▶ _Your goal_
Return only the number of lines that hold "text".

▶ _Supplied records_

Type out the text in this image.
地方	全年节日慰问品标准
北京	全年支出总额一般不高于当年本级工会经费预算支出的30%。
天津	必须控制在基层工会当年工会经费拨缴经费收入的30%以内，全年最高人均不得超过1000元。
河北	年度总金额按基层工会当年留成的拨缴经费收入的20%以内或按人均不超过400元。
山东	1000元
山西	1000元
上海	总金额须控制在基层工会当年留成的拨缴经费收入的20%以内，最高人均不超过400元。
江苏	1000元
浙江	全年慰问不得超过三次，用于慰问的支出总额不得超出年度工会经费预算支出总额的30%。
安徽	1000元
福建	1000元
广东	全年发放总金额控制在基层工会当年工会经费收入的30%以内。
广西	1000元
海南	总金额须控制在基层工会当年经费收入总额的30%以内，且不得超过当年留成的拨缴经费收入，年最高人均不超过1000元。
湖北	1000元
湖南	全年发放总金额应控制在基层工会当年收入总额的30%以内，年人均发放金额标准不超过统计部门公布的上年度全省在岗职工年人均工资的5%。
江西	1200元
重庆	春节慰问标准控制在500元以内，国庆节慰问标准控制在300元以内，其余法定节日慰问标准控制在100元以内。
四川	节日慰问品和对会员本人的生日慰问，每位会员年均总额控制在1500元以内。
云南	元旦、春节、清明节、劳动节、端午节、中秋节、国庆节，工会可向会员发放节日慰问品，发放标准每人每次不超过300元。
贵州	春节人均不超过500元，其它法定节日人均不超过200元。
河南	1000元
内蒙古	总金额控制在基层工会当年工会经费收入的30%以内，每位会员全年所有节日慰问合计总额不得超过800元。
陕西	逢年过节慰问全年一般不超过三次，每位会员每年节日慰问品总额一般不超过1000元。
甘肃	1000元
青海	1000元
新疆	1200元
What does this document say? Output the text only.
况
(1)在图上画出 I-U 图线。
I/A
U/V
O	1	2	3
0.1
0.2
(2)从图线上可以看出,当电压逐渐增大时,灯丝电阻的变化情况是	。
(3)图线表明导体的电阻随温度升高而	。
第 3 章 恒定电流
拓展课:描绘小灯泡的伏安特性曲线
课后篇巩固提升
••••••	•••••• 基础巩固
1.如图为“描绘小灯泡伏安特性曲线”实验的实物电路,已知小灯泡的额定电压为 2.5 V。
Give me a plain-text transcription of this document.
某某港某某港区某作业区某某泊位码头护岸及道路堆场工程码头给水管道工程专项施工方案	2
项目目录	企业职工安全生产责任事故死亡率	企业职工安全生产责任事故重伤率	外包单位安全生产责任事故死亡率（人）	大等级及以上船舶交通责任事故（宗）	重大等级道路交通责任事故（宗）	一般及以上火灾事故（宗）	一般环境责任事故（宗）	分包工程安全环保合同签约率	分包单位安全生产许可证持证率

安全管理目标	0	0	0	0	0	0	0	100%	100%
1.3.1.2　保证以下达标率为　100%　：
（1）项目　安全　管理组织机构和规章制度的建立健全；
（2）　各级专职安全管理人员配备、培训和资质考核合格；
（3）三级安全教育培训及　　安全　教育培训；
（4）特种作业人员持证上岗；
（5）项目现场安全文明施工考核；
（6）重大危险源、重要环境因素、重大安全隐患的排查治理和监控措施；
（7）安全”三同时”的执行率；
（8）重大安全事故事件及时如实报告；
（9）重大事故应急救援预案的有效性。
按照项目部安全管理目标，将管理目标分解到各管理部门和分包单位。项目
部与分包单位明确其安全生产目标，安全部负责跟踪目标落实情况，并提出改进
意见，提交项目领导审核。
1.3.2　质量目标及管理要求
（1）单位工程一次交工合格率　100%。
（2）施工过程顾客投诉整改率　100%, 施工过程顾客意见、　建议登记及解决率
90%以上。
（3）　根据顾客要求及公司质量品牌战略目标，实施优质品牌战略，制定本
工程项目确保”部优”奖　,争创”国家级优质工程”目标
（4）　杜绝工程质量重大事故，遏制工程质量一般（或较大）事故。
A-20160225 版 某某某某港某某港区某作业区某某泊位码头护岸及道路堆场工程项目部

...

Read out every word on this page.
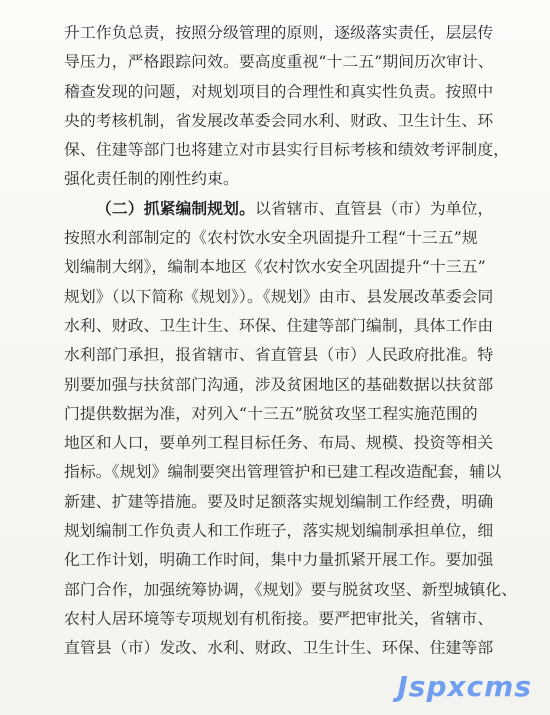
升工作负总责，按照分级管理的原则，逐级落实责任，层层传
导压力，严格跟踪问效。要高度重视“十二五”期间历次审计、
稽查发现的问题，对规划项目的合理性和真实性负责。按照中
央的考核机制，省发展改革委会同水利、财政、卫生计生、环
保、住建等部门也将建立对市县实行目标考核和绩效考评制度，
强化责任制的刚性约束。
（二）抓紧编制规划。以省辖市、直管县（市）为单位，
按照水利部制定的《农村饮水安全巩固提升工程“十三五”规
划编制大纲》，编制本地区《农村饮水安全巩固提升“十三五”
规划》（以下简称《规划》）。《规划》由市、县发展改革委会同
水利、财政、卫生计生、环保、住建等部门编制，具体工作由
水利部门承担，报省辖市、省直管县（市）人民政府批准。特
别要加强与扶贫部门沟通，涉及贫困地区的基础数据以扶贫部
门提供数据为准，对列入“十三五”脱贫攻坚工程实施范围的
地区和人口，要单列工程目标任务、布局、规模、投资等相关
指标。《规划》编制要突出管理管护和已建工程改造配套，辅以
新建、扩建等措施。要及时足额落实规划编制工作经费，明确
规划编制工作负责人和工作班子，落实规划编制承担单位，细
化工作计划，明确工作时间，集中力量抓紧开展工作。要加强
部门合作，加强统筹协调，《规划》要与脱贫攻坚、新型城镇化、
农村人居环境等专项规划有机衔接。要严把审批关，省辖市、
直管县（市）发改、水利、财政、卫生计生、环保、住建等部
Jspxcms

▶ _Full answer_
3